Data section ::
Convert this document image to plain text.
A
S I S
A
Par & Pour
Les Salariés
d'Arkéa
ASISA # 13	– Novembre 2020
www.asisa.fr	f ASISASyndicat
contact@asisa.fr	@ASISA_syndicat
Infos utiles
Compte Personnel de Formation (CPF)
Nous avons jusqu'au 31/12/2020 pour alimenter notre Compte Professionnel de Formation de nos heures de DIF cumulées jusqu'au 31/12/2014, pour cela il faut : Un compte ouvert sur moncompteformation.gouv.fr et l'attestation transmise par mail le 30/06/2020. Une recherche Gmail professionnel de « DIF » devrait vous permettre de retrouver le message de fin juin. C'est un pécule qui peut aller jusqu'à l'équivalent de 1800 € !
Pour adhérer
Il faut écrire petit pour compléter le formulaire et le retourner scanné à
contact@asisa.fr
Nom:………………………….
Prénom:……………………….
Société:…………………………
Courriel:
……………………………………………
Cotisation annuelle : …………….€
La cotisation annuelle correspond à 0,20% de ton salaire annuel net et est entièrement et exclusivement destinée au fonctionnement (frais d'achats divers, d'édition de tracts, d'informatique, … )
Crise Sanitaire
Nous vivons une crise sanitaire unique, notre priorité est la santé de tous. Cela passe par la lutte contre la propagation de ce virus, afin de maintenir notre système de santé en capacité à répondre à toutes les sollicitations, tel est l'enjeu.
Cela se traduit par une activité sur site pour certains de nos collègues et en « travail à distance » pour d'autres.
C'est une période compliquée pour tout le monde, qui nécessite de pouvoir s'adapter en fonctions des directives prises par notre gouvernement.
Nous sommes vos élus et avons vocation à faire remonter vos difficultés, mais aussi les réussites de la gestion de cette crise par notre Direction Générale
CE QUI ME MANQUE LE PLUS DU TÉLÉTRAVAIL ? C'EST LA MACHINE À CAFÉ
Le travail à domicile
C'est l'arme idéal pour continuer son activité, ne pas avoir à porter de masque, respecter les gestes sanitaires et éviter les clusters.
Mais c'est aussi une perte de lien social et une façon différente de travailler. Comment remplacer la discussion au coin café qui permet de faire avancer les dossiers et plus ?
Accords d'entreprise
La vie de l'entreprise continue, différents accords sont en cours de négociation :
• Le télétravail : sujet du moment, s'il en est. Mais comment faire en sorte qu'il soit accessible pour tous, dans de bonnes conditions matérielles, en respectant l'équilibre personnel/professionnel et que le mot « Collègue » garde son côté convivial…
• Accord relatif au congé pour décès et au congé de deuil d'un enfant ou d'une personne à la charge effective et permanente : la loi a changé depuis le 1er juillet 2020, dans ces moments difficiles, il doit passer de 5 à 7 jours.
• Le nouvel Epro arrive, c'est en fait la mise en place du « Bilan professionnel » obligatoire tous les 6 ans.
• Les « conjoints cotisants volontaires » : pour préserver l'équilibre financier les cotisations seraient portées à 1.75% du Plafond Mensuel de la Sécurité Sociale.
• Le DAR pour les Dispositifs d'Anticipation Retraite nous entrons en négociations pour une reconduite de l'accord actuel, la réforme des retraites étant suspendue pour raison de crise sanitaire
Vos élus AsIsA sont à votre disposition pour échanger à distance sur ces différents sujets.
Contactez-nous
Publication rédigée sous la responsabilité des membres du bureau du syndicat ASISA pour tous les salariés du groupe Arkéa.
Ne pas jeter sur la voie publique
* * *
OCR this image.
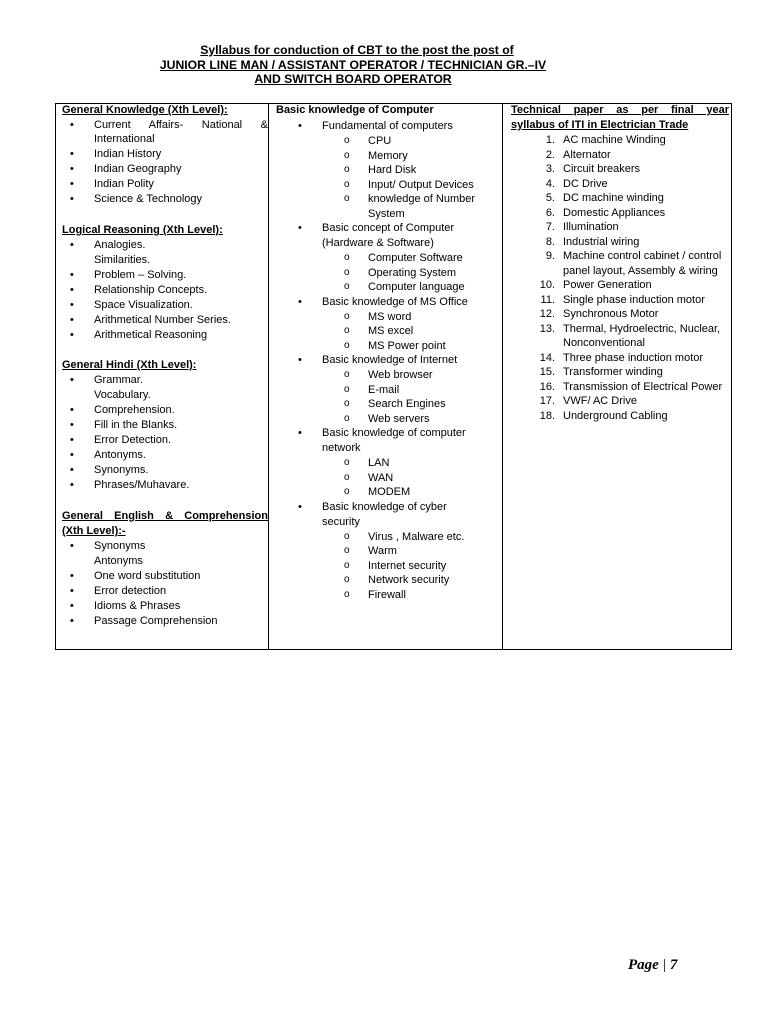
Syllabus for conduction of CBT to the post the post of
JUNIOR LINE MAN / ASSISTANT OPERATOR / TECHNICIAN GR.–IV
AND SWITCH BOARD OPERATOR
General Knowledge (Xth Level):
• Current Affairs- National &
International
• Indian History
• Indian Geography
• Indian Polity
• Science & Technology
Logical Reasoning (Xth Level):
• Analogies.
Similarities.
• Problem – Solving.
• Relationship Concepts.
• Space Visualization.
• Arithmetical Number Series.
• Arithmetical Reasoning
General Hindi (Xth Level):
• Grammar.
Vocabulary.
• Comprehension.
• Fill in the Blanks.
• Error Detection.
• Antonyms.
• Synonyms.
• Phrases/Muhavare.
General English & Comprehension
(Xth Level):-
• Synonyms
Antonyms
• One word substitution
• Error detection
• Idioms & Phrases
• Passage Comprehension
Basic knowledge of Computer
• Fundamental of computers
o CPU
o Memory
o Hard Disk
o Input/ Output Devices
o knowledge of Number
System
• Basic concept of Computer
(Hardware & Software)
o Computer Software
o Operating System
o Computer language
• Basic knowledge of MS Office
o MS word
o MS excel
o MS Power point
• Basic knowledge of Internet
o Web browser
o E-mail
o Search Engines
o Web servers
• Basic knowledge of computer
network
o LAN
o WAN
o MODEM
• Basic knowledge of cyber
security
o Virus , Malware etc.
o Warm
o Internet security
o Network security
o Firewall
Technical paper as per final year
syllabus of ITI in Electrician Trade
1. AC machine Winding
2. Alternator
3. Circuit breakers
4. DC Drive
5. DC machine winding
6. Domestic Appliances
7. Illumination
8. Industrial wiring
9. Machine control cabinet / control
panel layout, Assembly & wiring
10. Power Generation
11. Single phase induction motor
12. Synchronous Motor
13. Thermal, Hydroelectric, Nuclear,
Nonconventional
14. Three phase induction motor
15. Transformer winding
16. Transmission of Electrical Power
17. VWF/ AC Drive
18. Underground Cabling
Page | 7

Work to be completed :: Look through the listing above. Pick out each line with "faire" and copy it.

Written answer ::
Nous sommes vos élus et avons vocation à faire remonter vos difficultés, mais aussi les réussites de la gestion de cette crise par notre Direction Générale
Mais c'est aussi une perte de lien social et une façon différente de travailler. Comment remplacer la discussion au coin café qui permet de faire avancer les dossiers et plus ?
• Le télétravail : sujet du moment, s'il en est. Mais comment faire en sorte qu'il soit accessible pour tous, dans de bonnes conditions matérielles, en respectant l'équilibre personnel/professionnel et que le mot « Collègue » garde son côté convivial…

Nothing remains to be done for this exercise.